Copy each of the following rows exactly as it appears.
--*--
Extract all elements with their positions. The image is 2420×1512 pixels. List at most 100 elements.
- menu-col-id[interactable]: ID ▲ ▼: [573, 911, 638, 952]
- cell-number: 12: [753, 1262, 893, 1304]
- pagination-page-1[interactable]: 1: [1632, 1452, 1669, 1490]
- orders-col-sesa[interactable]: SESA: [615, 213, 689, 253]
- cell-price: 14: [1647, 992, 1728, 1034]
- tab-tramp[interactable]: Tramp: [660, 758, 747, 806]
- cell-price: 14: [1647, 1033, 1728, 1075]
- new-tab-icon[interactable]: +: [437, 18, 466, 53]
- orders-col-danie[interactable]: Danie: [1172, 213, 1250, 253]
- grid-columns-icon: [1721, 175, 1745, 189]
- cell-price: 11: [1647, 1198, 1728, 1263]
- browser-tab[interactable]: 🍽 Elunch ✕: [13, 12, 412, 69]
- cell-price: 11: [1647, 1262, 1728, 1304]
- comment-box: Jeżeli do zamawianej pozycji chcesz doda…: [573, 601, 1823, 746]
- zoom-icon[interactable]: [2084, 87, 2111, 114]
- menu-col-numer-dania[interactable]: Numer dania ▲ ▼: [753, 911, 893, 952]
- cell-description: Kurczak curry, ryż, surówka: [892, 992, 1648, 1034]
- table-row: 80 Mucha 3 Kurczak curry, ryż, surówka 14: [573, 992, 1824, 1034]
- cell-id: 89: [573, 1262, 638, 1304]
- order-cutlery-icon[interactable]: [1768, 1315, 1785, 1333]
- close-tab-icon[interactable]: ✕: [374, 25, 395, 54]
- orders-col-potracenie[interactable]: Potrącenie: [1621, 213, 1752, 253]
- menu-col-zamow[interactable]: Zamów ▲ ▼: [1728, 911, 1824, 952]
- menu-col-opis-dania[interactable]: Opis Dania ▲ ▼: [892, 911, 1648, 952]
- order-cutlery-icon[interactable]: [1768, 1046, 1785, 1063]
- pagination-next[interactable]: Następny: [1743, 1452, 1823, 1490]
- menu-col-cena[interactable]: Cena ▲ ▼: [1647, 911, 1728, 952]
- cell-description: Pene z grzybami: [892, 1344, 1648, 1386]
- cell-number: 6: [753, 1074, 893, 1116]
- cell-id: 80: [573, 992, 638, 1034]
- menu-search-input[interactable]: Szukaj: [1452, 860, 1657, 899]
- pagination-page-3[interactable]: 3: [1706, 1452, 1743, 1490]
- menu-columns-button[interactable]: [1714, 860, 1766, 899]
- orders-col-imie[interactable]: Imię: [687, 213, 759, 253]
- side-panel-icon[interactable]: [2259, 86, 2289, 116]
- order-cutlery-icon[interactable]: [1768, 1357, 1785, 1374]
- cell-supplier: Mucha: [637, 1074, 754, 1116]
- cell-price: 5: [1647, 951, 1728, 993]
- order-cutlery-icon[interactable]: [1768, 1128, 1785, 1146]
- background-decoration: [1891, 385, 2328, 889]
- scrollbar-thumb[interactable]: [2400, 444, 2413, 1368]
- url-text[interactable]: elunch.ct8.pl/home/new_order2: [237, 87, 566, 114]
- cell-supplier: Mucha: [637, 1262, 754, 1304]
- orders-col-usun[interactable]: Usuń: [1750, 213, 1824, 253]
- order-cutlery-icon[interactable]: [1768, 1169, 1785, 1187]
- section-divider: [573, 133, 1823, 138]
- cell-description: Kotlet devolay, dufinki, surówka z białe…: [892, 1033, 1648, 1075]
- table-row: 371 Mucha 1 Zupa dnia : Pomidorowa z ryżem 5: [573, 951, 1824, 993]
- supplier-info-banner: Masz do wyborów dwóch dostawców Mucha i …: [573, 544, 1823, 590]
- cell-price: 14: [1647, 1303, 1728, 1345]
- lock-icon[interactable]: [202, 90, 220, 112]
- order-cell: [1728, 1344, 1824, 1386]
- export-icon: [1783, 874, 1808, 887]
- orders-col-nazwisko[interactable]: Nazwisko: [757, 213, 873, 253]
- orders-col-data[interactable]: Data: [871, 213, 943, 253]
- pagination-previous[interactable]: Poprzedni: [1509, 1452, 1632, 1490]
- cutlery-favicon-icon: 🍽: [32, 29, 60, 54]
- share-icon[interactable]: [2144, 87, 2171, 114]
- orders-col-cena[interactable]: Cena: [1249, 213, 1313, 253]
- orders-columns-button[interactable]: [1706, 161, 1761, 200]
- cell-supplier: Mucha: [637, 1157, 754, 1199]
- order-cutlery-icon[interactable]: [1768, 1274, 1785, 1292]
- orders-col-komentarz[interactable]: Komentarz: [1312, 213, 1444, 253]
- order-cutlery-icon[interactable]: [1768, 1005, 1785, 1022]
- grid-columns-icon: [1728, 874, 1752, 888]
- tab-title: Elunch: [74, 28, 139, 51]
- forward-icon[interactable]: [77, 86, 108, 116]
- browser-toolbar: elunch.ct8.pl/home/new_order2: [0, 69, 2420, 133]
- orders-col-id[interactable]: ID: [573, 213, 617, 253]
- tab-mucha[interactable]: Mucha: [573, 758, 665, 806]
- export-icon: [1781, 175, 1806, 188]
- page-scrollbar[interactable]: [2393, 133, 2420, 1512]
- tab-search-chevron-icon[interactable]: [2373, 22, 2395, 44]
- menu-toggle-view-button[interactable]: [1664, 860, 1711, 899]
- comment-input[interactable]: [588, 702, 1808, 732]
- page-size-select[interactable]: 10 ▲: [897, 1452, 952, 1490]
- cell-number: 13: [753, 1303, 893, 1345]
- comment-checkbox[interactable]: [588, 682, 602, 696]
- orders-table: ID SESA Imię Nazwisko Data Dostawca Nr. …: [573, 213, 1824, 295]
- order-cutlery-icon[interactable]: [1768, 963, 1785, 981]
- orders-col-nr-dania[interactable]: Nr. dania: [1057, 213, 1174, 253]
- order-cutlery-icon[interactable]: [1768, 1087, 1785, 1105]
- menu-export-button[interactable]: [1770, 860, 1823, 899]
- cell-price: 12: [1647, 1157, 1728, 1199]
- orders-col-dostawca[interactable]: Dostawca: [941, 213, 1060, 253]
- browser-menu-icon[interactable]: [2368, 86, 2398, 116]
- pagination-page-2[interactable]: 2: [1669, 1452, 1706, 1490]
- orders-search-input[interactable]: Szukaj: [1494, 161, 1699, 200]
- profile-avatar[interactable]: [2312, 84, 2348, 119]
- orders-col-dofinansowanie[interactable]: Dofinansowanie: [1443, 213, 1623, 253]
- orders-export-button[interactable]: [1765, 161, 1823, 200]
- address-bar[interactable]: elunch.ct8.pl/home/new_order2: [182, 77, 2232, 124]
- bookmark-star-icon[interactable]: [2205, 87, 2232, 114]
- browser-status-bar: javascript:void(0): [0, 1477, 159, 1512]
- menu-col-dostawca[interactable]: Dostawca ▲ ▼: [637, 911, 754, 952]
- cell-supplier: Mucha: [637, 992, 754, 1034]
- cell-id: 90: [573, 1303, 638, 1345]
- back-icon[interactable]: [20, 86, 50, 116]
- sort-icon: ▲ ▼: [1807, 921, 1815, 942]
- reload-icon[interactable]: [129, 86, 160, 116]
--*--
**Result below**
Extract all elements with their positions. The image is 2420×1512 pixels. List at most 100 elements.
- menu-col-id[interactable]: ID ▲ ▼: [573, 911, 638, 952]
- cell-number: 12: [753, 1262, 893, 1304]
- pagination-page-1[interactable]: 1: [1632, 1452, 1669, 1490]
- orders-col-sesa[interactable]: SESA: [615, 213, 689, 253]
- cell-price: 14: [1647, 992, 1728, 1034]
- tab-tramp[interactable]: Tramp: [660, 758, 747, 806]
- cell-price: 14: [1647, 1033, 1728, 1075]
- new-tab-icon[interactable]: +: [437, 18, 466, 53]
- orders-col-danie[interactable]: Danie: [1172, 213, 1250, 253]
- grid-columns-icon: [1721, 175, 1745, 189]
- cell-price: 11: [1647, 1198, 1728, 1263]
- browser-tab[interactable]: 🍽 Elunch ✕: [13, 12, 412, 69]
- cell-price: 11: [1647, 1262, 1728, 1304]
- comment-box: Jeżeli do zamawianej pozycji chcesz doda…: [573, 601, 1823, 746]
- zoom-icon[interactable]: [2084, 87, 2111, 114]
- menu-col-numer-dania[interactable]: Numer dania ▲ ▼: [753, 911, 893, 952]
- cell-description: Kurczak curry, ryż, surówka: [892, 992, 1648, 1034]
- table-row: 80 Mucha 3 Kurczak curry, ryż, surówka 14: [573, 992, 1824, 1034]
- cell-id: 89: [573, 1262, 638, 1304]
- order-cutlery-icon[interactable]: [1768, 1315, 1785, 1333]
- close-tab-icon[interactable]: ✕: [374, 25, 395, 54]
- orders-col-potracenie[interactable]: Potrącenie: [1621, 213, 1752, 253]
- menu-col-zamow[interactable]: Zamów ▲ ▼: [1728, 911, 1824, 952]
- menu-col-opis-dania[interactable]: Opis Dania ▲ ▼: [892, 911, 1648, 952]
- order-cutlery-icon[interactable]: [1768, 1046, 1785, 1063]
- pagination-next[interactable]: Następny: [1743, 1452, 1823, 1490]
- menu-col-cena[interactable]: Cena ▲ ▼: [1647, 911, 1728, 952]
- cell-description: Pene z grzybami: [892, 1344, 1648, 1386]
- cell-number: 6: [753, 1074, 893, 1116]
- cell-id: 80: [573, 992, 638, 1034]
- menu-search-input[interactable]: Szukaj: [1452, 860, 1657, 899]
- pagination-page-3[interactable]: 3: [1706, 1452, 1743, 1490]
- menu-columns-button[interactable]: [1714, 860, 1766, 899]
- orders-col-imie[interactable]: Imię: [687, 213, 759, 253]
- side-panel-icon[interactable]: [2259, 86, 2289, 116]
- order-cutlery-icon[interactable]: [1768, 1357, 1785, 1374]
- cell-supplier: Mucha: [637, 1074, 754, 1116]
- cell-price: 5: [1647, 951, 1728, 993]
- order-cutlery-icon[interactable]: [1768, 1128, 1785, 1146]
- background-decoration: [1891, 385, 2328, 889]
- scrollbar-thumb[interactable]: [2400, 444, 2413, 1368]
- url-text[interactable]: elunch.ct8.pl/home/new_order2: [237, 87, 566, 114]
- cell-supplier: Mucha: [637, 1262, 754, 1304]
- orders-col-usun[interactable]: Usuń: [1750, 213, 1824, 253]
- order-cutlery-icon[interactable]: [1768, 1169, 1785, 1187]
- section-divider: [573, 133, 1823, 138]
- cell-description: Kotlet devolay, dufinki, surówka z białe…: [892, 1033, 1648, 1075]
- table-row: 371 Mucha 1 Zupa dnia : Pomidorowa z ryżem 5: [573, 951, 1824, 993]
- supplier-info-banner: Masz do wyborów dwóch dostawców Mucha i …: [573, 544, 1823, 590]
- cell-price: 14: [1647, 1303, 1728, 1345]
- lock-icon[interactable]: [202, 90, 220, 112]
- order-cell: [1728, 1344, 1824, 1386]
- export-icon: [1783, 874, 1808, 887]
- orders-col-nazwisko[interactable]: Nazwisko: [757, 213, 873, 253]
- orders-col-data[interactable]: Data: [871, 213, 943, 253]
- pagination-previous[interactable]: Poprzedni: [1509, 1452, 1632, 1490]
- cutlery-favicon-icon: 🍽: [32, 29, 60, 54]
- share-icon[interactable]: [2144, 87, 2171, 114]
- orders-col-cena[interactable]: Cena: [1249, 213, 1313, 253]
- orders-columns-button[interactable]: [1706, 161, 1761, 200]
- cell-supplier: Mucha: [637, 1157, 754, 1199]
- order-cutlery-icon[interactable]: [1768, 1274, 1785, 1292]
- orders-col-komentarz[interactable]: Komentarz: [1312, 213, 1444, 253]
- order-cutlery-icon[interactable]: [1768, 1005, 1785, 1022]
- grid-columns-icon: [1728, 874, 1752, 888]
- tab-title: Elunch: [74, 28, 139, 51]
- forward-icon[interactable]: [77, 86, 108, 116]
- browser-toolbar: elunch.ct8.pl/home/new_order2: [0, 69, 2420, 133]
- orders-col-id[interactable]: ID: [573, 213, 617, 253]
- tab-mucha[interactable]: Mucha: [573, 758, 665, 806]
- export-icon: [1781, 175, 1806, 188]
- page-scrollbar[interactable]: [2393, 133, 2420, 1512]
- tab-search-chevron-icon[interactable]: [2373, 22, 2395, 44]
- menu-toggle-view-button[interactable]: [1664, 860, 1711, 899]
- comment-input[interactable]: [588, 702, 1808, 732]
- page-size-select[interactable]: 10 ▲: [897, 1452, 952, 1490]
- cell-number: 13: [753, 1303, 893, 1345]
- comment-checkbox[interactable]: [588, 682, 602, 696]
- orders-table: ID SESA Imię Nazwisko Data Dostawca Nr. …: [573, 213, 1824, 295]
- order-cutlery-icon[interactable]: [1768, 963, 1785, 981]
- orders-col-nr-dania[interactable]: Nr. dania: [1057, 213, 1174, 253]
- order-cutlery-icon[interactable]: [1768, 1087, 1785, 1105]
- menu-export-button[interactable]: [1770, 860, 1823, 899]
- cell-price: 12: [1647, 1157, 1728, 1199]
- orders-col-dostawca[interactable]: Dostawca: [941, 213, 1060, 253]
- browser-menu-icon[interactable]: [2368, 86, 2398, 116]
- pagination-page-2[interactable]: 2: [1669, 1452, 1706, 1490]
- orders-search-input[interactable]: Szukaj: [1494, 161, 1699, 200]
- profile-avatar[interactable]: [2312, 84, 2348, 119]
- orders-col-dofinansowanie[interactable]: Dofinansowanie: [1443, 213, 1623, 253]
- orders-export-button[interactable]: [1765, 161, 1823, 200]
- address-bar[interactable]: elunch.ct8.pl/home/new_order2: [182, 77, 2232, 124]
- bookmark-star-icon[interactable]: [2205, 87, 2232, 114]
- browser-status-bar: javascript:void(0): [0, 1477, 159, 1512]
- menu-col-dostawca[interactable]: Dostawca ▲ ▼: [637, 911, 754, 952]
- cell-supplier: Mucha: [637, 992, 754, 1034]
- cell-id: 90: [573, 1303, 638, 1345]
- back-icon[interactable]: [20, 86, 50, 116]
- sort-icon: ▲ ▼: [1807, 921, 1815, 942]
- reload-icon[interactable]: [129, 86, 160, 116]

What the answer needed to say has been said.